Material shown:
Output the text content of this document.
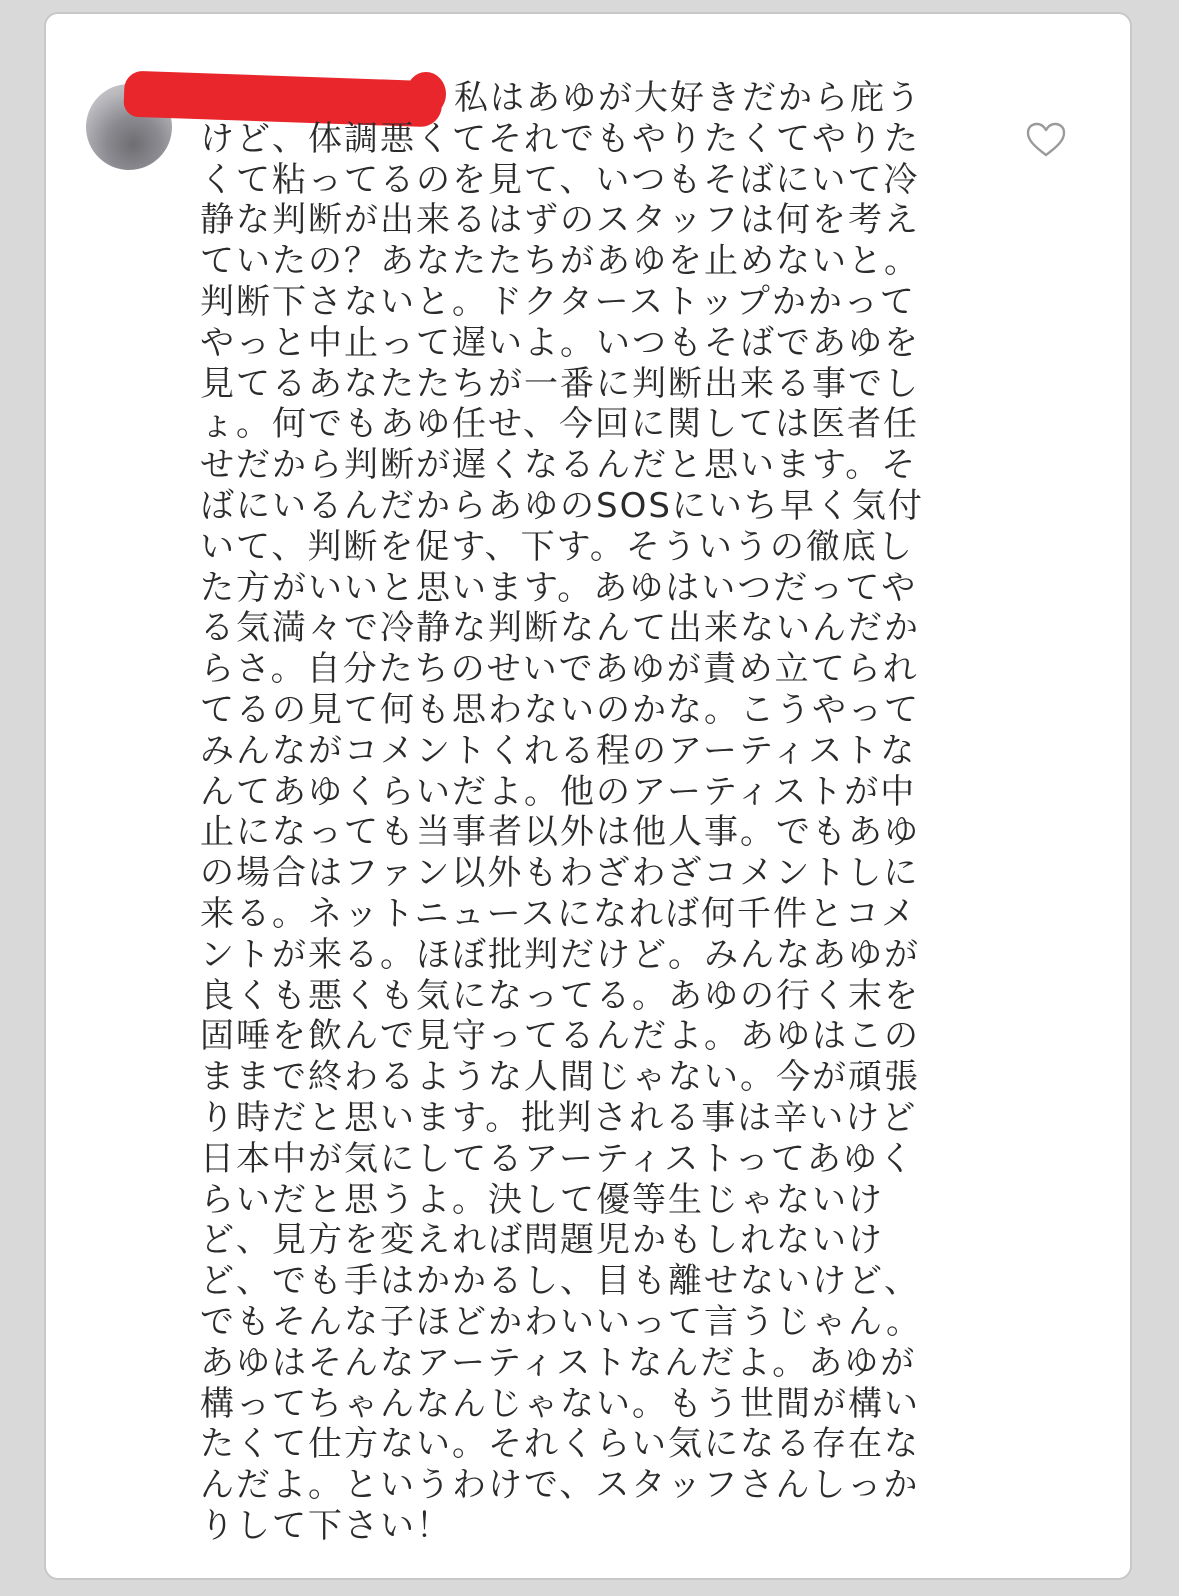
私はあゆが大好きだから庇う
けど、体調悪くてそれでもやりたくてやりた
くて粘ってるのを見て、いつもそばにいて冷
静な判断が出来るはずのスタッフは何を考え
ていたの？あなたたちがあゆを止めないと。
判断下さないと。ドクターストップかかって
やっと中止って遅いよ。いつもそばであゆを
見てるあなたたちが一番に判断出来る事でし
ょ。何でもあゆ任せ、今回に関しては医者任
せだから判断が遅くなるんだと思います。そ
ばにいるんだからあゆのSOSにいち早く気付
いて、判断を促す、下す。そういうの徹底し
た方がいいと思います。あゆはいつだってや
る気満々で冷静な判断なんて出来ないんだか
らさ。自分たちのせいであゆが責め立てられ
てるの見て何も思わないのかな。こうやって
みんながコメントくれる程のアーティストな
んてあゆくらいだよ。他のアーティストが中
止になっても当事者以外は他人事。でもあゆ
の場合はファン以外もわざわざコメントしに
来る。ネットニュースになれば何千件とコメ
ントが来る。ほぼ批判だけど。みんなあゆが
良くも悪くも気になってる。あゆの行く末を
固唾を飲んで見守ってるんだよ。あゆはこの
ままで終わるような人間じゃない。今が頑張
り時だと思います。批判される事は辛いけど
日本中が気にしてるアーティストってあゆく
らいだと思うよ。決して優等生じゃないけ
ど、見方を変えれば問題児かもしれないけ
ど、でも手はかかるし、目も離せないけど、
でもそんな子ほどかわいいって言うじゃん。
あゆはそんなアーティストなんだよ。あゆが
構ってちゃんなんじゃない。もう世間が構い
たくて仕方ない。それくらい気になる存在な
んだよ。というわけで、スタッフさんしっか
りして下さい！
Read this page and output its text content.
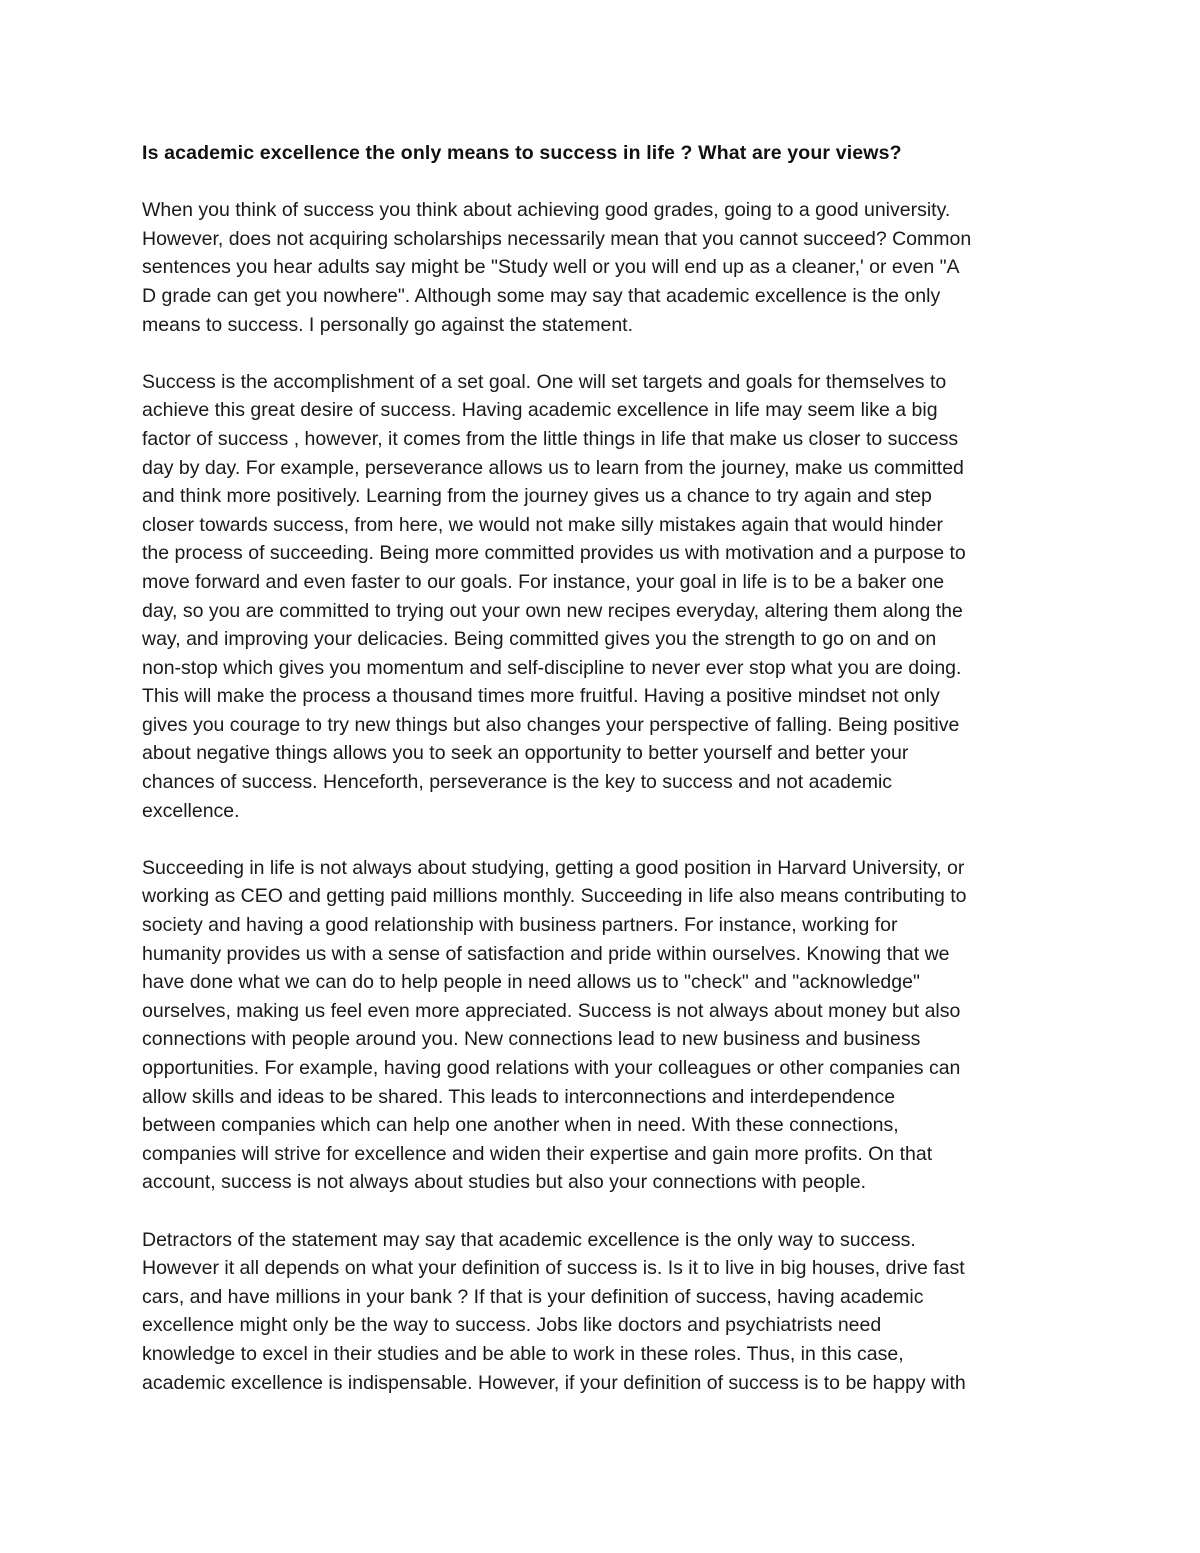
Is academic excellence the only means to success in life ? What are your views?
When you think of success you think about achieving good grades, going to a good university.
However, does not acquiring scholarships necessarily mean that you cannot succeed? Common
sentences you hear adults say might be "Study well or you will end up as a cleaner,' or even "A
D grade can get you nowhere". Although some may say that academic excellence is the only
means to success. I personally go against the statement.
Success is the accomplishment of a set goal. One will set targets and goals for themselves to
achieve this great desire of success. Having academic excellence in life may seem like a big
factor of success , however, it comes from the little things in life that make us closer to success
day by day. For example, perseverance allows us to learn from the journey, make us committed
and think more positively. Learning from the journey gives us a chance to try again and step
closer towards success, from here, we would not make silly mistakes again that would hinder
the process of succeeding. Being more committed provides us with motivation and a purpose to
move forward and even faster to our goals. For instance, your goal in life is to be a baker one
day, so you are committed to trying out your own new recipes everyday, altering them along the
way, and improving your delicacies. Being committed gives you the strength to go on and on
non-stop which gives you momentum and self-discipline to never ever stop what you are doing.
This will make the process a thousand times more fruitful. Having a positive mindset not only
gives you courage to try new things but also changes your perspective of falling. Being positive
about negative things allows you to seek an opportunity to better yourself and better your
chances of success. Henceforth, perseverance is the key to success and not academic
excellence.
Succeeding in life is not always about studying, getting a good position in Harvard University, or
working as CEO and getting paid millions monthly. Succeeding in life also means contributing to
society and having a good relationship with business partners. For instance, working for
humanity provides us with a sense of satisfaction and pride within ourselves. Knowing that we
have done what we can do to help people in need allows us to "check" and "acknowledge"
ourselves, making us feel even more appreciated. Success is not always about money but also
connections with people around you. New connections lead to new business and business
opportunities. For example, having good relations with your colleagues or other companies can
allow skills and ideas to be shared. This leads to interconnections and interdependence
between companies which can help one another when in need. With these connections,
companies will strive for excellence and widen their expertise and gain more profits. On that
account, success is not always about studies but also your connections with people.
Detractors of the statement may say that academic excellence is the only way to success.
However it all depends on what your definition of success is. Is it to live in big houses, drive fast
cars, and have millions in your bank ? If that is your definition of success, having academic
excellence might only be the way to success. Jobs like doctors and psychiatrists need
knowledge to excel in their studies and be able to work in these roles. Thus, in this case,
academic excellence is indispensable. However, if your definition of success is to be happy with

Work to be completed:
Every line should be retyped exactly, with the pictures omitted.

Complete answer:
Output the text content of this document.
私はあゆが大好きだから庇う
けど、体調悪くてそれでもやりたくてやりた
くて粘ってるのを見て、いつもそばにいて冷
静な判断が出来るはずのスタッフは何を考え
ていたの？あなたたちがあゆを止めないと。
判断下さないと。ドクターストップかかって
やっと中止って遅いよ。いつもそばであゆを
見てるあなたたちが一番に判断出来る事でし
ょ。何でもあゆ任せ、今回に関しては医者任
せだから判断が遅くなるんだと思います。そ
ばにいるんだからあゆのSOSにいち早く気付
いて、判断を促す、下す。そういうの徹底し
た方がいいと思います。あゆはいつだってや
る気満々で冷静な判断なんて出来ないんだか
らさ。自分たちのせいであゆが責め立てられ
てるの見て何も思わないのかな。こうやって
みんながコメントくれる程のアーティストな
んてあゆくらいだよ。他のアーティストが中
止になっても当事者以外は他人事。でもあゆ
の場合はファン以外もわざわざコメントしに
来る。ネットニュースになれば何千件とコメ
ントが来る。ほぼ批判だけど。みんなあゆが
良くも悪くも気になってる。あゆの行く末を
固唾を飲んで見守ってるんだよ。あゆはこの
ままで終わるような人間じゃない。今が頑張
り時だと思います。批判される事は辛いけど
日本中が気にしてるアーティストってあゆく
らいだと思うよ。決して優等生じゃないけ
ど、見方を変えれば問題児かもしれないけ
ど、でも手はかかるし、目も離せないけど、
でもそんな子ほどかわいいって言うじゃん。
あゆはそんなアーティストなんだよ。あゆが
構ってちゃんなんじゃない。もう世間が構い
たくて仕方ない。それくらい気になる存在な
んだよ。というわけで、スタッフさんしっか
りして下さい！
Read this page and output its text content.
Is academic excellence the only means to success in life ? What are your views?
When you think of success you think about achieving good grades, going to a good university.
However, does not acquiring scholarships necessarily mean that you cannot succeed? Common
sentences you hear adults say might be "Study well or you will end up as a cleaner,' or even "A
D grade can get you nowhere". Although some may say that academic excellence is the only
means to success. I personally go against the statement.
Success is the accomplishment of a set goal. One will set targets and goals for themselves to
achieve this great desire of success. Having academic excellence in life may seem like a big
factor of success , however, it comes from the little things in life that make us closer to success
day by day. For example, perseverance allows us to learn from the journey, make us committed
and think more positively. Learning from the journey gives us a chance to try again and step
closer towards success, from here, we would not make silly mistakes again that would hinder
the process of succeeding. Being more committed provides us with motivation and a purpose to
move forward and even faster to our goals. For instance, your goal in life is to be a baker one
day, so you are committed to trying out your own new recipes everyday, altering them along the
way, and improving your delicacies. Being committed gives you the strength to go on and on
non-stop which gives you momentum and self-discipline to never ever stop what you are doing.
This will make the process a thousand times more fruitful. Having a positive mindset not only
gives you courage to try new things but also changes your perspective of falling. Being positive
about negative things allows you to seek an opportunity to better yourself and better your
chances of success. Henceforth, perseverance is the key to success and not academic
excellence.
Succeeding in life is not always about studying, getting a good position in Harvard University, or
working as CEO and getting paid millions monthly. Succeeding in life also means contributing to
society and having a good relationship with business partners. For instance, working for
humanity provides us with a sense of satisfaction and pride within ourselves. Knowing that we
have done what we can do to help people in need allows us to "check" and "acknowledge"
ourselves, making us feel even more appreciated. Success is not always about money but also
connections with people around you. New connections lead to new business and business
opportunities. For example, having good relations with your colleagues or other companies can
allow skills and ideas to be shared. This leads to interconnections and interdependence
between companies which can help one another when in need. With these connections,
companies will strive for excellence and widen their expertise and gain more profits. On that
account, success is not always about studies but also your connections with people.
Detractors of the statement may say that academic excellence is the only way to success.
However it all depends on what your definition of success is. Is it to live in big houses, drive fast
cars, and have millions in your bank ? If that is your definition of success, having academic
excellence might only be the way to success. Jobs like doctors and psychiatrists need
knowledge to excel in their studies and be able to work in these roles. Thus, in this case,
academic excellence is indispensable. However, if your definition of success is to be happy with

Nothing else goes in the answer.